• [INPUT DATA]
-------

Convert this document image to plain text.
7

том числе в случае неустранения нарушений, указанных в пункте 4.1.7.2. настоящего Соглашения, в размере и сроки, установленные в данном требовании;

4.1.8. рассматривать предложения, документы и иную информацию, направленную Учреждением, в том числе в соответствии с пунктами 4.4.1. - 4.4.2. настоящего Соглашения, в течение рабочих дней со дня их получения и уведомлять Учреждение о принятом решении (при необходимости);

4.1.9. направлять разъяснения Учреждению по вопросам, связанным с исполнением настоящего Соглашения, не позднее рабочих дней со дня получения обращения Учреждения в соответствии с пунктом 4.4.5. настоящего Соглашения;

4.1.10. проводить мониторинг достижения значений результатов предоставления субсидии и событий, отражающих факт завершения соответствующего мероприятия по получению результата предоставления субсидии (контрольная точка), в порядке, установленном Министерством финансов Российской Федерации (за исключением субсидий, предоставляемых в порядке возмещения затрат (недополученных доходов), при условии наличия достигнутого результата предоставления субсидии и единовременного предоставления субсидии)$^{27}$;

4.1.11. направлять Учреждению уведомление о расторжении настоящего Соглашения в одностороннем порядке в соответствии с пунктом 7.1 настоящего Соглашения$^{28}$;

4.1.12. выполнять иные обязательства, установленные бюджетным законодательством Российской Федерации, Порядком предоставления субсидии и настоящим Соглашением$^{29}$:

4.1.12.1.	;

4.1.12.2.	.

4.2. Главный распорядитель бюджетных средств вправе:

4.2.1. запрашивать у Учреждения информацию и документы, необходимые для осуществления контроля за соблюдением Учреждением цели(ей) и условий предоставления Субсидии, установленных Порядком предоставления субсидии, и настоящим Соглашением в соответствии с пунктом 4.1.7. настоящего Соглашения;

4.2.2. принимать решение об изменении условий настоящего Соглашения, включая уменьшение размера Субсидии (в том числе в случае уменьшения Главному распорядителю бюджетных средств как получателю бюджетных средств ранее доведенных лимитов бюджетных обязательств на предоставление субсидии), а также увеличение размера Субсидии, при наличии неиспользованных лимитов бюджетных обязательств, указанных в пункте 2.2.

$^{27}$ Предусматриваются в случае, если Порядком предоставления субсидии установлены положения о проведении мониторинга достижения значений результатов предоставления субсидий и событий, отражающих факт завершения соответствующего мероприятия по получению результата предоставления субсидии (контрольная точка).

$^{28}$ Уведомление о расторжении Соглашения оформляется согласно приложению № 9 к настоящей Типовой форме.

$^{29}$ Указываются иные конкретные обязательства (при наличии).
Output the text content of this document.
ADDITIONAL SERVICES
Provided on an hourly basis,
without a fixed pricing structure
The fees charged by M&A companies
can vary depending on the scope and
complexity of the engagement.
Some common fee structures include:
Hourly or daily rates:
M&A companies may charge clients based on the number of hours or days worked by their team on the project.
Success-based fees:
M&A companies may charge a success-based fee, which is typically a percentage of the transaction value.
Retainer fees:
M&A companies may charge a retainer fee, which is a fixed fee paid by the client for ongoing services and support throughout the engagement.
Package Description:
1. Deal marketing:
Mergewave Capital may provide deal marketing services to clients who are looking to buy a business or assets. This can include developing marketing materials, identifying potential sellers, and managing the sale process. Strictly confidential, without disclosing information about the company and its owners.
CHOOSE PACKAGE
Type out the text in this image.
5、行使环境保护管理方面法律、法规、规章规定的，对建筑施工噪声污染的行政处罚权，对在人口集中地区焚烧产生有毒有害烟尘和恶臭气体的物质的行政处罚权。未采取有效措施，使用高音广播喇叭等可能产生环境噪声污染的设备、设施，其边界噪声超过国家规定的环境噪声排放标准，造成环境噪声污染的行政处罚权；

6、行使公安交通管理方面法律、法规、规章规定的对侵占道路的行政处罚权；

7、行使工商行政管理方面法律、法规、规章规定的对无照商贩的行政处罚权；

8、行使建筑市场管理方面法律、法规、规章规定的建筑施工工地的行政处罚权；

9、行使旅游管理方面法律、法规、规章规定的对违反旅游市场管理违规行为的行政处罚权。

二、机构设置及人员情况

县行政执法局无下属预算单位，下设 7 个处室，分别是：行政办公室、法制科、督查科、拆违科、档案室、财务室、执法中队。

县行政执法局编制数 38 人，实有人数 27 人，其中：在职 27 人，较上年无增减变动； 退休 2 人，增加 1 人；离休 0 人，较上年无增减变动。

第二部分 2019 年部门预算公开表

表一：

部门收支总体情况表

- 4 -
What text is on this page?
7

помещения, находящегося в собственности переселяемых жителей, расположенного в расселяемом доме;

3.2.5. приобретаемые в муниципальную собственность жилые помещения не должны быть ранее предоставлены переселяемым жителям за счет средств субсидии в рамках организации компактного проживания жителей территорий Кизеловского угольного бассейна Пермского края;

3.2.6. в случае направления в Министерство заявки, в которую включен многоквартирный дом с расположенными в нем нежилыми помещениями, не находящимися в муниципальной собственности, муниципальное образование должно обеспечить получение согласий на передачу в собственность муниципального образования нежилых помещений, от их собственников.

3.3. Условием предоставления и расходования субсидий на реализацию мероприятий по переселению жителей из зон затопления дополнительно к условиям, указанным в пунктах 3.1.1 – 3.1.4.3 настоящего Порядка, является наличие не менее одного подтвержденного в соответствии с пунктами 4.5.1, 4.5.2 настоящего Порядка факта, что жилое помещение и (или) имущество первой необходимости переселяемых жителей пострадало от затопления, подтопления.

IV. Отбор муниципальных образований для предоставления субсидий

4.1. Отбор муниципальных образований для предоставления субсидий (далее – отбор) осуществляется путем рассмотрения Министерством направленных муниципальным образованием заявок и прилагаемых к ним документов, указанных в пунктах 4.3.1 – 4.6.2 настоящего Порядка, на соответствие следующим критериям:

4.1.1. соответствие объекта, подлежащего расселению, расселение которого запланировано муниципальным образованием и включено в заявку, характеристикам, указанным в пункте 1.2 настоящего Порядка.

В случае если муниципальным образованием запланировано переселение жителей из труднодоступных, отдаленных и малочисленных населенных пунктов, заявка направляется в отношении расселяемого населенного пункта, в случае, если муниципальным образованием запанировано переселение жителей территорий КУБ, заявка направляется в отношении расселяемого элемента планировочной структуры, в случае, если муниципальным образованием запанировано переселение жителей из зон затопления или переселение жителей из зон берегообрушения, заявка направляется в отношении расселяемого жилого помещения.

-------

• [EXERCISE] How many of the listing's lines contain "fixed"? Respond with a single number and nothing else.

• [THE ANSWER] 2